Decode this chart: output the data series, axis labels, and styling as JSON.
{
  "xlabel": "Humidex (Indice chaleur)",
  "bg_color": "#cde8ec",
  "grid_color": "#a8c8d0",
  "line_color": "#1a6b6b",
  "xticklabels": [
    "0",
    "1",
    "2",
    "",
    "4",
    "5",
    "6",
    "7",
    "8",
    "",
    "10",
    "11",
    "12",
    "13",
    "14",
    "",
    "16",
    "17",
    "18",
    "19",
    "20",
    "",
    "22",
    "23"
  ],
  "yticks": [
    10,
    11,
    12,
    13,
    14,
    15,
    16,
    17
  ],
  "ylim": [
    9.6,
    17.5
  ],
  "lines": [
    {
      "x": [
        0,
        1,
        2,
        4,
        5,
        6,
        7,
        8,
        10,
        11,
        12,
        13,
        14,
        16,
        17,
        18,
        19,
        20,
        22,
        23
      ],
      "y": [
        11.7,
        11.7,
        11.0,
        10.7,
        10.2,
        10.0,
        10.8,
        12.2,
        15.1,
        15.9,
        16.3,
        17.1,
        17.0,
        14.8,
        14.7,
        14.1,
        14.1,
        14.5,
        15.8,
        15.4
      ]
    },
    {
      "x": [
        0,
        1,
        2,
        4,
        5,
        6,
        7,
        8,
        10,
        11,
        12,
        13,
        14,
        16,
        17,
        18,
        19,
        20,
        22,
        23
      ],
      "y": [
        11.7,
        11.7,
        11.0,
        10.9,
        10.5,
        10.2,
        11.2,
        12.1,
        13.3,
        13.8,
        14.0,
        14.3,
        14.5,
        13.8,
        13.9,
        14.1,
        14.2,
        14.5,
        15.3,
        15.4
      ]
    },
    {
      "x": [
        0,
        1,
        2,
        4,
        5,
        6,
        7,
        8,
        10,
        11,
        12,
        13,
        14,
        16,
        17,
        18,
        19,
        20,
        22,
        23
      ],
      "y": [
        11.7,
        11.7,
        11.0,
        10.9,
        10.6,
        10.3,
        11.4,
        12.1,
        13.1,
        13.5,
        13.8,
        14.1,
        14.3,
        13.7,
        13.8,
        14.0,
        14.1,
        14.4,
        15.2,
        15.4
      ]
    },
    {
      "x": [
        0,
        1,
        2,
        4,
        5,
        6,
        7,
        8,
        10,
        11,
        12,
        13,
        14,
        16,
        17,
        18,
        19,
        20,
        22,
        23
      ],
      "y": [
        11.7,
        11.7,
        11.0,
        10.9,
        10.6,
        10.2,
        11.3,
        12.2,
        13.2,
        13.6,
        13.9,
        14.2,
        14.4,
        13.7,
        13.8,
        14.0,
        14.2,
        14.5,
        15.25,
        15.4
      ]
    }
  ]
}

···

WHAT IS EXPECTED: Nothing in the data may differ; print all of it exactly as written.

CORRECT ANSWER:
Decode this chart: output the data series, axis labels, and styling as JSON.
{
  "xlabel": "Humidex (Indice chaleur)",
  "bg_color": "#cde8ec",
  "grid_color": "#a8c8d0",
  "line_color": "#1a6b6b",
  "xticklabels": [
    "0",
    "1",
    "2",
    "",
    "4",
    "5",
    "6",
    "7",
    "8",
    "",
    "10",
    "11",
    "12",
    "13",
    "14",
    "",
    "16",
    "17",
    "18",
    "19",
    "20",
    "",
    "22",
    "23"
  ],
  "yticks": [
    10,
    11,
    12,
    13,
    14,
    15,
    16,
    17
  ],
  "ylim": [
    9.6,
    17.5
  ],
  "lines": [
    {
      "x": [
        0,
        1,
        2,
        4,
        5,
        6,
        7,
        8,
        10,
        11,
        12,
        13,
        14,
        16,
        17,
        18,
        19,
        20,
        22,
        23
      ],
      "y": [
        11.7,
        11.7,
        11.0,
        10.7,
        10.2,
        10.0,
        10.8,
        12.2,
        15.1,
        15.9,
        16.3,
        17.1,
        17.0,
        14.8,
        14.7,
        14.1,
        14.1,
        14.5,
        15.8,
        15.4
      ]
    },
    {
      "x": [
        0,
        1,
        2,
        4,
        5,
        6,
        7,
        8,
        10,
        11,
        12,
        13,
        14,
        16,
        17,
        18,
        19,
        20,
        22,
        23
      ],
      "y": [
        11.7,
        11.7,
        11.0,
        10.9,
        10.5,
        10.2,
        11.2,
        12.1,
        13.3,
        13.8,
        14.0,
        14.3,
        14.5,
        13.8,
        13.9,
        14.1,
        14.2,
        14.5,
        15.3,
        15.4
      ]
    },
    {
      "x": [
        0,
        1,
        2,
        4,
        5,
        6,
        7,
        8,
        10,
        11,
        12,
        13,
        14,
        16,
        17,
        18,
        19,
        20,
        22,
        23
      ],
      "y": [
        11.7,
        11.7,
        11.0,
        10.9,
        10.6,
        10.3,
        11.4,
        12.1,
        13.1,
        13.5,
        13.8,
        14.1,
        14.3,
        13.7,
        13.8,
        14.0,
        14.1,
        14.4,
        15.2,
        15.4
      ]
    },
    {
      "x": [
        0,
        1,
        2,
        4,
        5,
        6,
        7,
        8,
        10,
        11,
        12,
        13,
        14,
        16,
        17,
        18,
        19,
        20,
        22,
        23
      ],
      "y": [
        11.7,
        11.7,
        11.0,
        10.9,
        10.6,
        10.2,
        11.3,
        12.2,
        13.2,
        13.6,
        13.9,
        14.2,
        14.4,
        13.7,
        13.8,
        14.0,
        14.2,
        14.5,
        15.25,
        15.4
      ]
    }
  ]
}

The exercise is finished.